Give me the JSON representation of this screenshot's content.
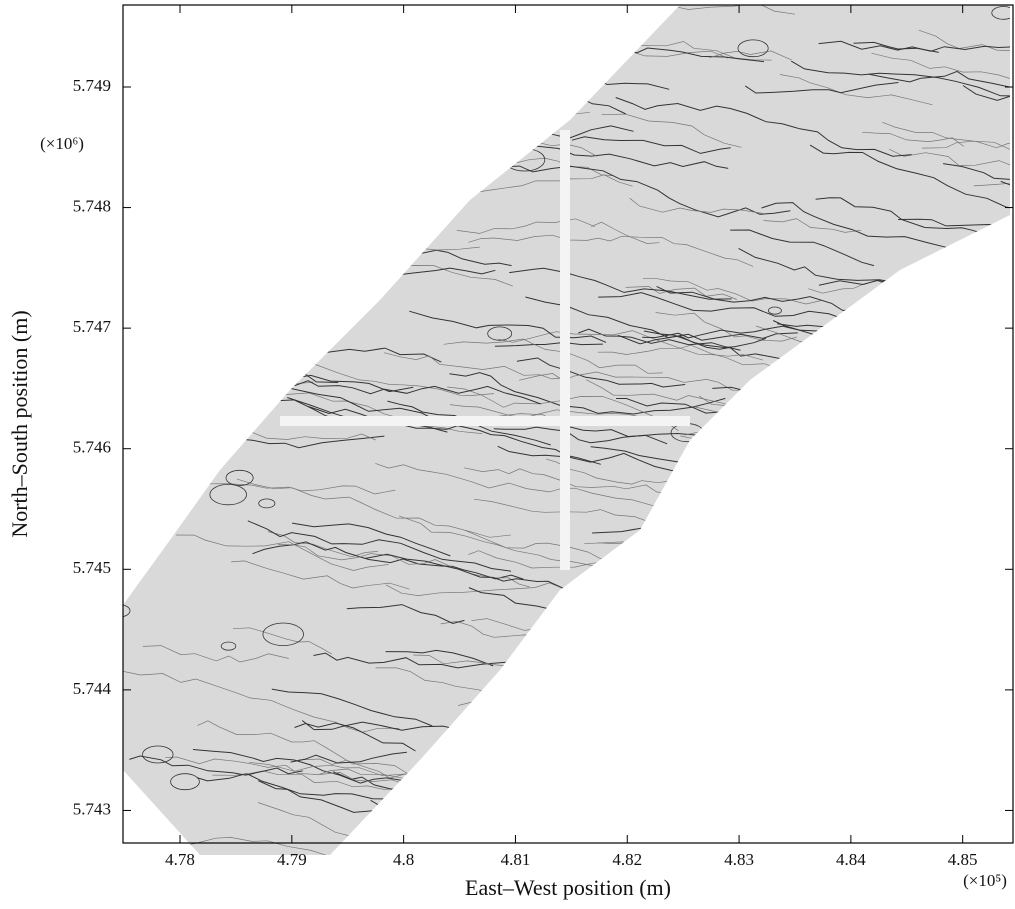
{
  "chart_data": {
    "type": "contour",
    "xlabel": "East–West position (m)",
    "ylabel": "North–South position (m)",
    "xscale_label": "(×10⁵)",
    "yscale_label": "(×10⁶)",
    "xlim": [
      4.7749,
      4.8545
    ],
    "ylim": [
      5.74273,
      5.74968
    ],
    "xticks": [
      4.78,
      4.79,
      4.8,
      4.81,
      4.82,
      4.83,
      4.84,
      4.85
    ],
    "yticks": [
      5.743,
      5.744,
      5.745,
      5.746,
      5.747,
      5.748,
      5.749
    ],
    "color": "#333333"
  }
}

________

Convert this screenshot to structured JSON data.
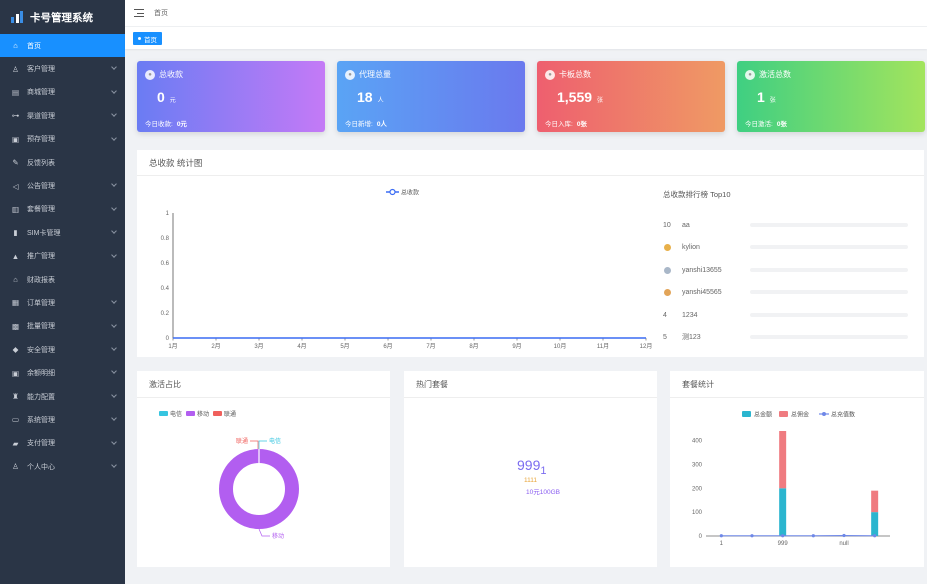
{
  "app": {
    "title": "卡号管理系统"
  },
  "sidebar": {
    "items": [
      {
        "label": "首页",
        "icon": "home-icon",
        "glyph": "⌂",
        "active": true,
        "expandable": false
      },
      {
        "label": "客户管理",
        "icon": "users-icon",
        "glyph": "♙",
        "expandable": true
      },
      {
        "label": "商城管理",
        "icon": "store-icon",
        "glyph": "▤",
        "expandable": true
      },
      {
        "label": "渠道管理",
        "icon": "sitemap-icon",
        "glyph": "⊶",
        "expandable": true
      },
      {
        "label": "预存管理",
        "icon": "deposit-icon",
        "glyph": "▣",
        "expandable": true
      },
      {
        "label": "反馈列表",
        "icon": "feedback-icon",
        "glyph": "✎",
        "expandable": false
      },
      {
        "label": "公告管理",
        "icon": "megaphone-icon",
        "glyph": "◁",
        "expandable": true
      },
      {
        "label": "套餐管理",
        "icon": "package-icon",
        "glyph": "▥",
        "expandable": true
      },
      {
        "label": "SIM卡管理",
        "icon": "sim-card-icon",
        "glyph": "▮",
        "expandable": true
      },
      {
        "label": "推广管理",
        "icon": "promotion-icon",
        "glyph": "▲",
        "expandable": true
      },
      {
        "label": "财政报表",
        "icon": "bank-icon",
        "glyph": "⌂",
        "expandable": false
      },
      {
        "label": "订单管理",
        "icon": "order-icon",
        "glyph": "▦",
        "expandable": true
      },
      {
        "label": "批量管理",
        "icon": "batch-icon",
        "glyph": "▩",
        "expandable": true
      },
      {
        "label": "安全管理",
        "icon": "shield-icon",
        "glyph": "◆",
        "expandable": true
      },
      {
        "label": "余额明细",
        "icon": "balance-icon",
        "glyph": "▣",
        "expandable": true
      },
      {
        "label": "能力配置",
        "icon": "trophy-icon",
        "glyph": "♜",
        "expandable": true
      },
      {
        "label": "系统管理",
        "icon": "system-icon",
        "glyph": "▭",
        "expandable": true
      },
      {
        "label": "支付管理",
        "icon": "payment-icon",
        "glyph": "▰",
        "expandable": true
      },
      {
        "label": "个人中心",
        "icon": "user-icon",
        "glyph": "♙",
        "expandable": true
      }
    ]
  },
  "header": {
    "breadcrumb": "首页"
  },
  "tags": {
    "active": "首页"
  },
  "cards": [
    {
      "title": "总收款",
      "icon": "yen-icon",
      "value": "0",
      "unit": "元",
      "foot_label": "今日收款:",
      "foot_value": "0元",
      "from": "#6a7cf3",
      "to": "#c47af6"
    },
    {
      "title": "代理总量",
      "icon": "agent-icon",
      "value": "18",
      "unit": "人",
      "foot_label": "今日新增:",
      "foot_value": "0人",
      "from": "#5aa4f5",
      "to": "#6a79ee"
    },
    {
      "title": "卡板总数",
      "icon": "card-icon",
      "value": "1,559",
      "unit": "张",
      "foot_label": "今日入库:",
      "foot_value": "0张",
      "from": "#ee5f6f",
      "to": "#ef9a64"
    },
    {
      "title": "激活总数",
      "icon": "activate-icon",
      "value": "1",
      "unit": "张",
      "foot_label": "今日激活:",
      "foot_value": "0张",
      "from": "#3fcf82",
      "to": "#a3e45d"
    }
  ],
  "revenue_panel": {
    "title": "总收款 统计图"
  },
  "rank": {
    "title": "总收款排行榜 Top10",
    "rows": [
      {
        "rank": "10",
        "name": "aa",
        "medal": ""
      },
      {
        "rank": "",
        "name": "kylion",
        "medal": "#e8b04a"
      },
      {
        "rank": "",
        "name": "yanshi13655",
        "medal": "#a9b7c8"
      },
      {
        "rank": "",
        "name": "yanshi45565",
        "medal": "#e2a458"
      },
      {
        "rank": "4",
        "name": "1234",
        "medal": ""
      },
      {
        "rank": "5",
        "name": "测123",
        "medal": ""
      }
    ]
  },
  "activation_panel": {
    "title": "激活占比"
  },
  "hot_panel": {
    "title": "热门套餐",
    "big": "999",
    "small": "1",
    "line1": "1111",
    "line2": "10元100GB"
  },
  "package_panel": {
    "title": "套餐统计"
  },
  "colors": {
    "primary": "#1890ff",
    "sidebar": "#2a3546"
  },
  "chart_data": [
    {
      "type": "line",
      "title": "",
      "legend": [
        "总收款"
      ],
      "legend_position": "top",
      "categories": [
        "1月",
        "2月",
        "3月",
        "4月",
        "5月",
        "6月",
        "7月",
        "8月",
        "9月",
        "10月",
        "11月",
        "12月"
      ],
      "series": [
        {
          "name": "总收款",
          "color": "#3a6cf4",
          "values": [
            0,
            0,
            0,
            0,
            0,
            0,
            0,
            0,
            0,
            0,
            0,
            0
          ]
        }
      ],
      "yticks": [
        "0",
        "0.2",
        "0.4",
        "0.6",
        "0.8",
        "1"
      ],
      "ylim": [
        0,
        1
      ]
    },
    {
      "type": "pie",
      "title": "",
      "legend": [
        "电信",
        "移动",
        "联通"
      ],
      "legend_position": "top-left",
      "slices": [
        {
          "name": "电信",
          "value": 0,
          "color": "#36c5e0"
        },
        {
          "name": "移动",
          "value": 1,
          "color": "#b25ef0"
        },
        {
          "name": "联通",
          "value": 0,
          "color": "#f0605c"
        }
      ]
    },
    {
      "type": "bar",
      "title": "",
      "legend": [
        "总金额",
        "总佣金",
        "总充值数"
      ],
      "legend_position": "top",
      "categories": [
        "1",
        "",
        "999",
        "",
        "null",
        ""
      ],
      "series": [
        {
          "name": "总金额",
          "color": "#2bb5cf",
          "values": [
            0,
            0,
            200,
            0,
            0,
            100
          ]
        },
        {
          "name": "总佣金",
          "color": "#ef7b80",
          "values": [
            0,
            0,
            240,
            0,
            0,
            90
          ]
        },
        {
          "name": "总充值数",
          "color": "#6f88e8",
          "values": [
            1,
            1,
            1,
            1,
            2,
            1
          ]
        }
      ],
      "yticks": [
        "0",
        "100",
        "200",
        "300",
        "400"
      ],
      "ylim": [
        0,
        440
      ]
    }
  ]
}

________

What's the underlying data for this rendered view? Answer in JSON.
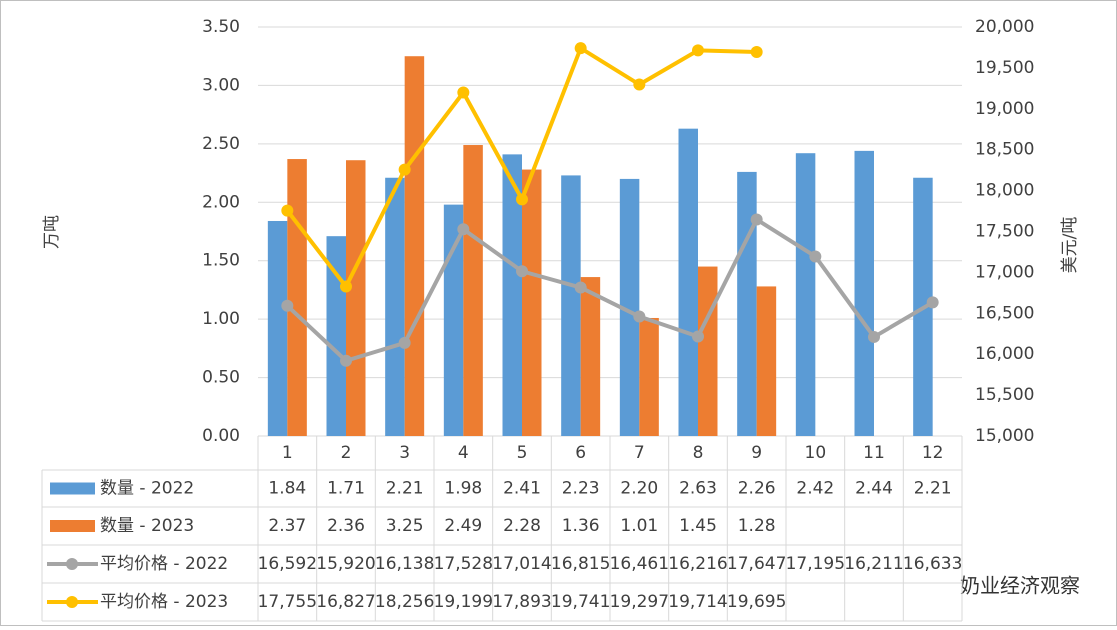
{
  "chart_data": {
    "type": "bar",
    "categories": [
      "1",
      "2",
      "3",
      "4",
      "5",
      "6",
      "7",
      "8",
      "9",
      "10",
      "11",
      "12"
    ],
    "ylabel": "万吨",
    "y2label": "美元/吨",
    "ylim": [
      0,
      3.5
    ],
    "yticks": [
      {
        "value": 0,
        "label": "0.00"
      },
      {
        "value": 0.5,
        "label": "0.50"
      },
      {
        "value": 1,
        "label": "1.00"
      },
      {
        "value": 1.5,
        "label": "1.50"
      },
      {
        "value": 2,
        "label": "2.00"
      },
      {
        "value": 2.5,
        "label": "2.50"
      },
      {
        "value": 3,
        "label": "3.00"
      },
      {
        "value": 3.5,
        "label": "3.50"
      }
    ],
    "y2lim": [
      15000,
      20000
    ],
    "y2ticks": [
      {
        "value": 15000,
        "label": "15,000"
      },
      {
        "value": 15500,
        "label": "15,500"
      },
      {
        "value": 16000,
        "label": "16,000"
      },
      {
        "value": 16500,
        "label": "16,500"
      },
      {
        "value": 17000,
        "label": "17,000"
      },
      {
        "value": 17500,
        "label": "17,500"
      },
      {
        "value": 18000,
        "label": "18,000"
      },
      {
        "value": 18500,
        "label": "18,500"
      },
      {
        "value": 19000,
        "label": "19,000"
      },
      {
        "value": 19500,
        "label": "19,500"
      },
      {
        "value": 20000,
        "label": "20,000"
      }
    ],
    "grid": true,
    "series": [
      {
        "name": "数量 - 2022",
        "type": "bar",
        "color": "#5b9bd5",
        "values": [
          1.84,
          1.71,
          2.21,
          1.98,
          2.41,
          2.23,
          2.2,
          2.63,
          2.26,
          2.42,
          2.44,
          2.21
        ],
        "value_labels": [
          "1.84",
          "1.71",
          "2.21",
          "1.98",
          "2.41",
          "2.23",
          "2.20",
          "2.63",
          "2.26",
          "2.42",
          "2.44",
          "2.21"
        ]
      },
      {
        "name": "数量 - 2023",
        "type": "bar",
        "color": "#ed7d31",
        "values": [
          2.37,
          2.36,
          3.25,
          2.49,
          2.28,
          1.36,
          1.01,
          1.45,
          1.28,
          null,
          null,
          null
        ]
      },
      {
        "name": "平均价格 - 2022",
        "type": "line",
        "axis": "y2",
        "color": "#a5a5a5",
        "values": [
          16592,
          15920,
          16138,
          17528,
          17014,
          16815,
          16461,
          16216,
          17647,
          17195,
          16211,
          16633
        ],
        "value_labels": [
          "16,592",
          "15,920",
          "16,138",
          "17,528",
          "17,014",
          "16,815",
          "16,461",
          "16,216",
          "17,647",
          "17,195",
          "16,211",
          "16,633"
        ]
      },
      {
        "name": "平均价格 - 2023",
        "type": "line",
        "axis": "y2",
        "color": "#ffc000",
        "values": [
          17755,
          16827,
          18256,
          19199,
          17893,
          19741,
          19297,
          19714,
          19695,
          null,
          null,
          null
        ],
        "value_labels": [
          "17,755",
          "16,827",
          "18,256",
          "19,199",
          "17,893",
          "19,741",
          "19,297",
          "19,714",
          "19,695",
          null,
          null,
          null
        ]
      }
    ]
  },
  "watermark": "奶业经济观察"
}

________

Read the entries and select each line where the word "ylabel" is found.

• RESPONSE BELOW:
    "ylabel": "North–South position (m)",
    "ylabel": "万吨",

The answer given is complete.